- EXERCISE INPUTS -
------

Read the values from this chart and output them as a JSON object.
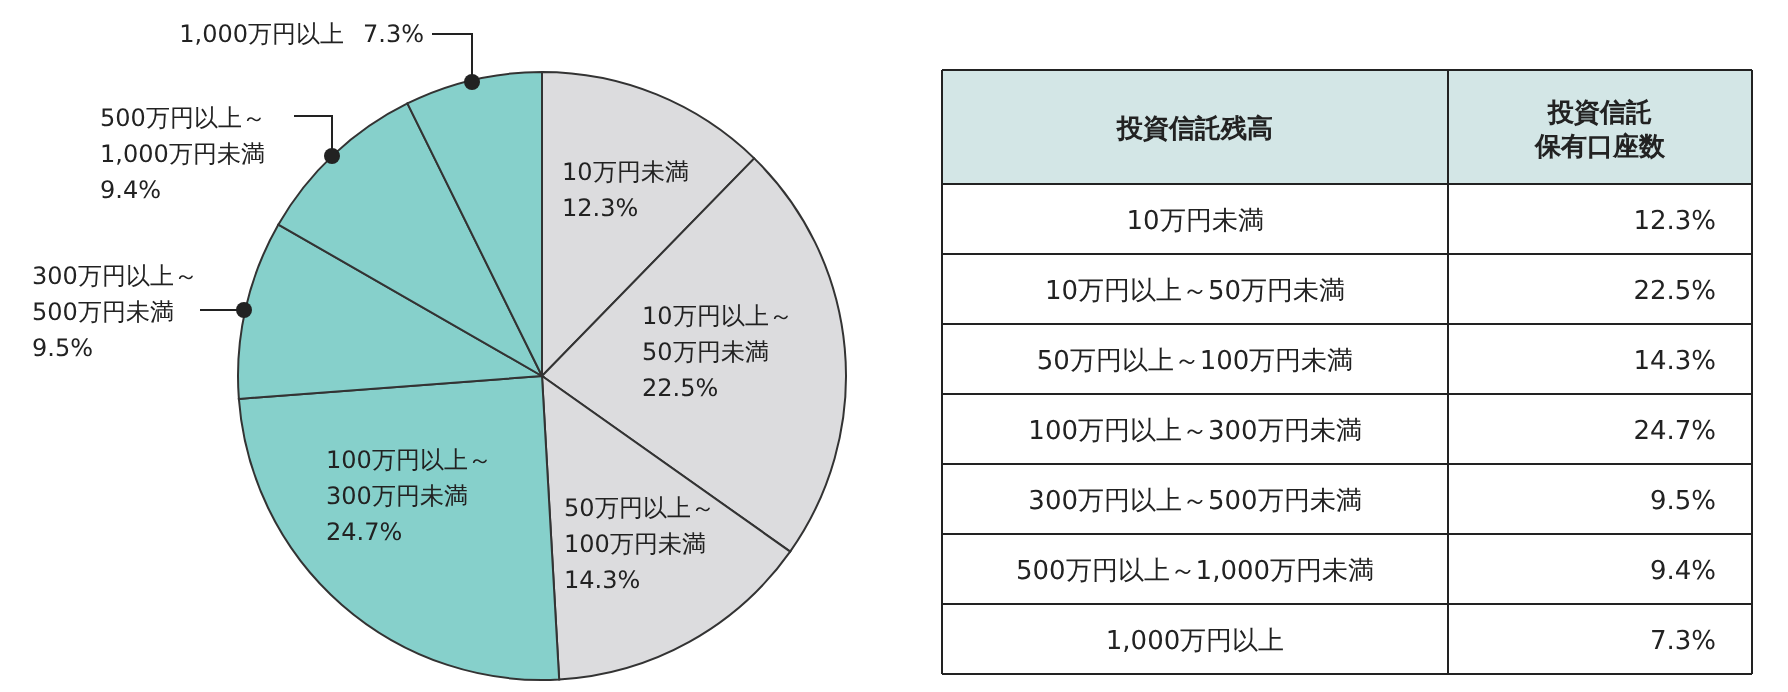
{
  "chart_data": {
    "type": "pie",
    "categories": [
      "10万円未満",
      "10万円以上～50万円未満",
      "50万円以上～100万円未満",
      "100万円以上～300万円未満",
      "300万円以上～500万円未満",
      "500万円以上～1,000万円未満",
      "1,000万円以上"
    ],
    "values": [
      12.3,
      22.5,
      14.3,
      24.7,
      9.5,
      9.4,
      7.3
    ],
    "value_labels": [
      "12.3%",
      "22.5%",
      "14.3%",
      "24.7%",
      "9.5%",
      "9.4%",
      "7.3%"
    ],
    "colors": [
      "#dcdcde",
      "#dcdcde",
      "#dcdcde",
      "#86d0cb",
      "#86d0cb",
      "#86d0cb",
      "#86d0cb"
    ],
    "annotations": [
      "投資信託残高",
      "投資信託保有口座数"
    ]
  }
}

------

- WHAT IS EXPECTED -
Read the entries and show each line that mentions "values".

- THE REPLY -
Read the values from this chart and output them as a JSON object.
    "values": [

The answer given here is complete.